Return the listing below in full, with every line exactly as it is.

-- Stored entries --
-*-

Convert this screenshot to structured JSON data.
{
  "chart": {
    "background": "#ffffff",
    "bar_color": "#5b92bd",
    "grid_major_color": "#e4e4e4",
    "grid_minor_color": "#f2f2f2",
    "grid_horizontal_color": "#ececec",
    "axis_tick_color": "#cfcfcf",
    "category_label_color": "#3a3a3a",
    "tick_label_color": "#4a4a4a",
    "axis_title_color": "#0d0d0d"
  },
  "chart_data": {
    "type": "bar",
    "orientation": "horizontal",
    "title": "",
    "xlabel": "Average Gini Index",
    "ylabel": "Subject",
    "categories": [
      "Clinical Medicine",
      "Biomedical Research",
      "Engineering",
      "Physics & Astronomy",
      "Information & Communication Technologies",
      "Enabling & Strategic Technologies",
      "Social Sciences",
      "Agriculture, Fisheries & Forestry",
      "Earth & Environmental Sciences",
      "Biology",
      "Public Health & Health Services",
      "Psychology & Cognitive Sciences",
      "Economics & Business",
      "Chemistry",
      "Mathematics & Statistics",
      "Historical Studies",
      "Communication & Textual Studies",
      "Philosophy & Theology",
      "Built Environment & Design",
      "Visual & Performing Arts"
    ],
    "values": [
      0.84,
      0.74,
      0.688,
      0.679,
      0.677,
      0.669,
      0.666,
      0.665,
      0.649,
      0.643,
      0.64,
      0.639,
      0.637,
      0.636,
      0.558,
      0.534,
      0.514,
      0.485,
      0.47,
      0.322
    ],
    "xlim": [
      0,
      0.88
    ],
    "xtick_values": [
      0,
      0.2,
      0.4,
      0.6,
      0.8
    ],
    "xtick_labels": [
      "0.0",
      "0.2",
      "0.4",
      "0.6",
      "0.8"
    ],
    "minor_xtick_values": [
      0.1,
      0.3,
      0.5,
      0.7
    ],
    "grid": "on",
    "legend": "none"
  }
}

-*-

-- Solution for this exercise --
Convert this screenshot to structured JSON data.
{
  "chart": {
    "background": "#ffffff",
    "bar_color": "#5b92bd",
    "grid_major_color": "#e4e4e4",
    "grid_minor_color": "#f2f2f2",
    "grid_horizontal_color": "#ececec",
    "axis_tick_color": "#cfcfcf",
    "category_label_color": "#3a3a3a",
    "tick_label_color": "#4a4a4a",
    "axis_title_color": "#0d0d0d"
  },
  "chart_data": {
    "type": "bar",
    "orientation": "horizontal",
    "title": "",
    "xlabel": "Average Gini Index",
    "ylabel": "Subject",
    "categories": [
      "Clinical Medicine",
      "Biomedical Research",
      "Engineering",
      "Physics & Astronomy",
      "Information & Communication Technologies",
      "Enabling & Strategic Technologies",
      "Social Sciences",
      "Agriculture, Fisheries & Forestry",
      "Earth & Environmental Sciences",
      "Biology",
      "Public Health & Health Services",
      "Psychology & Cognitive Sciences",
      "Economics & Business",
      "Chemistry",
      "Mathematics & Statistics",
      "Historical Studies",
      "Communication & Textual Studies",
      "Philosophy & Theology",
      "Built Environment & Design",
      "Visual & Performing Arts"
    ],
    "values": [
      0.84,
      0.74,
      0.688,
      0.679,
      0.677,
      0.669,
      0.666,
      0.665,
      0.649,
      0.643,
      0.64,
      0.639,
      0.637,
      0.636,
      0.558,
      0.534,
      0.514,
      0.485,
      0.47,
      0.322
    ],
    "xlim": [
      0,
      0.88
    ],
    "xtick_values": [
      0,
      0.2,
      0.4,
      0.6,
      0.8
    ],
    "xtick_labels": [
      "0.0",
      "0.2",
      "0.4",
      "0.6",
      "0.8"
    ],
    "minor_xtick_values": [
      0.1,
      0.3,
      0.5,
      0.7
    ],
    "grid": "on",
    "legend": "none"
  }
}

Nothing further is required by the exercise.